Data for processing:
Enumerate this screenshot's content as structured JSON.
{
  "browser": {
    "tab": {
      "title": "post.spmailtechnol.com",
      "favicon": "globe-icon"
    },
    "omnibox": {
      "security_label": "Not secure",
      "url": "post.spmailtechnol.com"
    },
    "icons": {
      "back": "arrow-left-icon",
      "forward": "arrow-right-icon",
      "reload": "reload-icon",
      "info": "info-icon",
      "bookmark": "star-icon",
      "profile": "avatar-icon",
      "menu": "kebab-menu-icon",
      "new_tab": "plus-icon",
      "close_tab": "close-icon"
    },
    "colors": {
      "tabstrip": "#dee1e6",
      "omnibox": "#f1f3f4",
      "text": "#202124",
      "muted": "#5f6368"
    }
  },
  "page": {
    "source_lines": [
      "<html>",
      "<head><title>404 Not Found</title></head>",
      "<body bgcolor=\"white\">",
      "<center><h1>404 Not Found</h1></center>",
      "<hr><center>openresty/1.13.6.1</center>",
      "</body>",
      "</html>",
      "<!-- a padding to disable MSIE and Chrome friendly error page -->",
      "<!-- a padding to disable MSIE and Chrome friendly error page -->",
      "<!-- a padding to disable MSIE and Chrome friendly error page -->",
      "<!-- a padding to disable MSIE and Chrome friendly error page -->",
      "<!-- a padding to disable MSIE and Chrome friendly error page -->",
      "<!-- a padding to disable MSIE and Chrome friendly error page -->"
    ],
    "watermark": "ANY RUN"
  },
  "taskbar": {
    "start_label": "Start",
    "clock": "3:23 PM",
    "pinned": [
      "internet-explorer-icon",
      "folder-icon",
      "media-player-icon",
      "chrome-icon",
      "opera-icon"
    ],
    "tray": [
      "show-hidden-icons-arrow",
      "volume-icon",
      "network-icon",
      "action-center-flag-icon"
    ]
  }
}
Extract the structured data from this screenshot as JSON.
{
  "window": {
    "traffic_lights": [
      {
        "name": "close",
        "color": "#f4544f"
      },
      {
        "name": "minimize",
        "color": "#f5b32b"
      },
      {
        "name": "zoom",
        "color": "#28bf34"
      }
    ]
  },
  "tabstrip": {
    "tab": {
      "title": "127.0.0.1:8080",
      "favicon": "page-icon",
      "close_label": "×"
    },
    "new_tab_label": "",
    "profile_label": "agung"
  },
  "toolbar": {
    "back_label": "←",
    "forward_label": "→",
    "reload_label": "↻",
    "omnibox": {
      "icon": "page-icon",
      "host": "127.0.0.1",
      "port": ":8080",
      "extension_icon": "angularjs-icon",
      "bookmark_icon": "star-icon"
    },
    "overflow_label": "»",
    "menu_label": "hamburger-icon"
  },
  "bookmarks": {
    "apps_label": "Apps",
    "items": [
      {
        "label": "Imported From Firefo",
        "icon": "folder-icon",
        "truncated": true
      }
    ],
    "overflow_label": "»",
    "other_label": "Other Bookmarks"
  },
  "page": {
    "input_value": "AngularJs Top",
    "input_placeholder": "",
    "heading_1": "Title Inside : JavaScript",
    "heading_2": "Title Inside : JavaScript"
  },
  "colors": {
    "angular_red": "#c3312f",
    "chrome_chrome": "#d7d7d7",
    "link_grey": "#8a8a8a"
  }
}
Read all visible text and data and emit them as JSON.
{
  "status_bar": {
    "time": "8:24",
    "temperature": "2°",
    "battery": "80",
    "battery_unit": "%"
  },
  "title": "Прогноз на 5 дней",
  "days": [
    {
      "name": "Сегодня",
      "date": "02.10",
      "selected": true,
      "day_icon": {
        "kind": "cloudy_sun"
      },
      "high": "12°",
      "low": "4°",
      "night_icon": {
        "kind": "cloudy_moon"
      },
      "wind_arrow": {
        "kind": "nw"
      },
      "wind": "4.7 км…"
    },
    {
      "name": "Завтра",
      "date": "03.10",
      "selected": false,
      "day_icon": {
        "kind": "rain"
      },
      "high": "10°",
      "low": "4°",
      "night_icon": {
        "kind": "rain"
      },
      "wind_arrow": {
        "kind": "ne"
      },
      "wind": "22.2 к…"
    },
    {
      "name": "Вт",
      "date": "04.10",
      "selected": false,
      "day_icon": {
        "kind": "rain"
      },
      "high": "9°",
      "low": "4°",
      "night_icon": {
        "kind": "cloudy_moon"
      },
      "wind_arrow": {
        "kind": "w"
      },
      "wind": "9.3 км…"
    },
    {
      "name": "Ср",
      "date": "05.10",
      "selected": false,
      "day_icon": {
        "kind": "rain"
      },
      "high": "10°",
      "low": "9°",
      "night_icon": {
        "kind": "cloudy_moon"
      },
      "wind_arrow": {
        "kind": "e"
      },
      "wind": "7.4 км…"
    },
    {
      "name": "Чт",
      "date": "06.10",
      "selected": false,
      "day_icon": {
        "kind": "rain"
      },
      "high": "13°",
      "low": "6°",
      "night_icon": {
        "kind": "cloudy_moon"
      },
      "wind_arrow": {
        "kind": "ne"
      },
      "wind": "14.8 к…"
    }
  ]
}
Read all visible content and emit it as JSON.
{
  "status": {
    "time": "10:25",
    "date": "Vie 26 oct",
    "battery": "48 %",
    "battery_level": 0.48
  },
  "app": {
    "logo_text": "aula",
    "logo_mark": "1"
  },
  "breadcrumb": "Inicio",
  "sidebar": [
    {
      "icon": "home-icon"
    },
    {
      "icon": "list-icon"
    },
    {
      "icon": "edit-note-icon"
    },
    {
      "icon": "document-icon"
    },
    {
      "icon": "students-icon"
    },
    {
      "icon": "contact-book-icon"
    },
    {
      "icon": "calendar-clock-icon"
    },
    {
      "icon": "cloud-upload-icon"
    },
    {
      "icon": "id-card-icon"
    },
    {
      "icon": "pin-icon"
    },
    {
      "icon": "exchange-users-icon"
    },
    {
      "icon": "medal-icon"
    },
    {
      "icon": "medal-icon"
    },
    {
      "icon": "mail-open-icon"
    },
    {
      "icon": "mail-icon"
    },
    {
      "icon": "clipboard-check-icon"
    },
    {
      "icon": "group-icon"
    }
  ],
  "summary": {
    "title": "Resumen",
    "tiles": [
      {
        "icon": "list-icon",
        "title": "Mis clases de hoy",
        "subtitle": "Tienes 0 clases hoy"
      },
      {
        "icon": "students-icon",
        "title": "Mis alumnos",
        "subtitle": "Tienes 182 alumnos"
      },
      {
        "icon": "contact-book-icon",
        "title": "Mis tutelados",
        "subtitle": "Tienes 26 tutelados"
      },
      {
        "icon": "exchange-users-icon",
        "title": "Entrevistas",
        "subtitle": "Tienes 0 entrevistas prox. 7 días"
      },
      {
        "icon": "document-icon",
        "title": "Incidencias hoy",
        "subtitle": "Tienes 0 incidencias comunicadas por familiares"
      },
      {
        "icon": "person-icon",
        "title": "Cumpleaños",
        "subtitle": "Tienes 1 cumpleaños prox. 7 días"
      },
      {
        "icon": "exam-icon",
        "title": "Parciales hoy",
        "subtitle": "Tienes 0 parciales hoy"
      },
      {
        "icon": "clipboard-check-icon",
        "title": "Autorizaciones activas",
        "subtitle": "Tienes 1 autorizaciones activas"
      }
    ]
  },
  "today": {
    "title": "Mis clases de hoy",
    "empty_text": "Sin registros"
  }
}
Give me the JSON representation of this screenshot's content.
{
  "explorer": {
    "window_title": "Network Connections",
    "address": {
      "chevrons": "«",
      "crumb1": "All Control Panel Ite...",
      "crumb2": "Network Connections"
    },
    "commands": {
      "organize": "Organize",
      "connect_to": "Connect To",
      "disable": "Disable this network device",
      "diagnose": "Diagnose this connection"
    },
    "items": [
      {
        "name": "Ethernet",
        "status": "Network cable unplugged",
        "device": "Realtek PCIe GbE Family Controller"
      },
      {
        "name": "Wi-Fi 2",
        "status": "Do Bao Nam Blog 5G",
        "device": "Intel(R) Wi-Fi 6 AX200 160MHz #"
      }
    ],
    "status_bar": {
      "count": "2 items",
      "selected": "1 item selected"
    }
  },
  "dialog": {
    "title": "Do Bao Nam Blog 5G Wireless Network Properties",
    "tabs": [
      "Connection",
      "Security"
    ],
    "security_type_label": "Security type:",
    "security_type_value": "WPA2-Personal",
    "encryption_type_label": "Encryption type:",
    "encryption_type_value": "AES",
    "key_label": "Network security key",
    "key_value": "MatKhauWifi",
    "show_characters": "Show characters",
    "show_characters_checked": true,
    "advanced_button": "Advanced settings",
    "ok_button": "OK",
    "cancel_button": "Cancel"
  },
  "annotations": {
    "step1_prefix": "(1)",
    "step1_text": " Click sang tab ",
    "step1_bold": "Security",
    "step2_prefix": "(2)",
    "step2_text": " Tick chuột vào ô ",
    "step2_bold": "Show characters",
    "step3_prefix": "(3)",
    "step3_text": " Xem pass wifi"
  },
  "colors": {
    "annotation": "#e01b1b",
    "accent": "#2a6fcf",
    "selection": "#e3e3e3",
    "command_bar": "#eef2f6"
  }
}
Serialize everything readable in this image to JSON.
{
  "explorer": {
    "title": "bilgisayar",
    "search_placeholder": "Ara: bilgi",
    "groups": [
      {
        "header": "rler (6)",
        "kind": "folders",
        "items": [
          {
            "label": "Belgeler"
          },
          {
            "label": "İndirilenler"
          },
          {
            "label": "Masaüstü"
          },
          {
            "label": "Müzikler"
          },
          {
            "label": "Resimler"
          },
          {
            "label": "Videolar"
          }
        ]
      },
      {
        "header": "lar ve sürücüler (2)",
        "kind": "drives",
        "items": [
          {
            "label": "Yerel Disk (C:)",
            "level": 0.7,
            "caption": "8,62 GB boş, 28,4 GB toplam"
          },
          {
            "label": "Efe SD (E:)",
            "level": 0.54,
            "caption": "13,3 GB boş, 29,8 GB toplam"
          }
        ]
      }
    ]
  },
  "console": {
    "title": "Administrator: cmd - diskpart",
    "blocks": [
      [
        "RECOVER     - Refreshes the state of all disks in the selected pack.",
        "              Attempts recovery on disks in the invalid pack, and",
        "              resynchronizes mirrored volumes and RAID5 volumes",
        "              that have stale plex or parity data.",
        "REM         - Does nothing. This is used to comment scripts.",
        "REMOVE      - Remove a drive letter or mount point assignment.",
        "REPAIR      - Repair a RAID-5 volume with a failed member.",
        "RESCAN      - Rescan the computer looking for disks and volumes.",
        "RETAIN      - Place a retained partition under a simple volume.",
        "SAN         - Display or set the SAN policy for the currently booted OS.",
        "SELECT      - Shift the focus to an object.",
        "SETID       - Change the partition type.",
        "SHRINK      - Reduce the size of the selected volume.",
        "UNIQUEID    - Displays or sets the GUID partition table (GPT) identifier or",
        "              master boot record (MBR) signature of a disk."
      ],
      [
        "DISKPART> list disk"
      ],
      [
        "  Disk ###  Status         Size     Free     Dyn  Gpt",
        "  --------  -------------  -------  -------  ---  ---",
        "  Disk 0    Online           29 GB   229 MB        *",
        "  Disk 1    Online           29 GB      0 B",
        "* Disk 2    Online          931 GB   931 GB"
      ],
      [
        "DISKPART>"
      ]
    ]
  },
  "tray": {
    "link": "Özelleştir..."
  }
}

Aim: Extract every line above containing the word "exchange".

Solution to the exercise:
      "icon": "exchange-users-icon"
        "icon": "exchange-users-icon",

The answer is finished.